▸ **Work to be completed**
Extract the full set of records that follows, word for word.

[BEGIN]

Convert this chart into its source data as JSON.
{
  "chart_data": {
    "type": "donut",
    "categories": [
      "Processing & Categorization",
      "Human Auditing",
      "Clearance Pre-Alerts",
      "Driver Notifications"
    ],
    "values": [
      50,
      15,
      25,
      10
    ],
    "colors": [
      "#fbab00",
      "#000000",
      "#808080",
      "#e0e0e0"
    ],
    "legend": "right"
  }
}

[END]

▸ **Result of this task**
Convert this chart into its source data as JSON.
{
  "chart_data": {
    "type": "donut",
    "categories": [
      "Processing & Categorization",
      "Human Auditing",
      "Clearance Pre-Alerts",
      "Driver Notifications"
    ],
    "values": [
      50,
      15,
      25,
      10
    ],
    "colors": [
      "#fbab00",
      "#000000",
      "#808080",
      "#e0e0e0"
    ],
    "legend": "right"
  }
}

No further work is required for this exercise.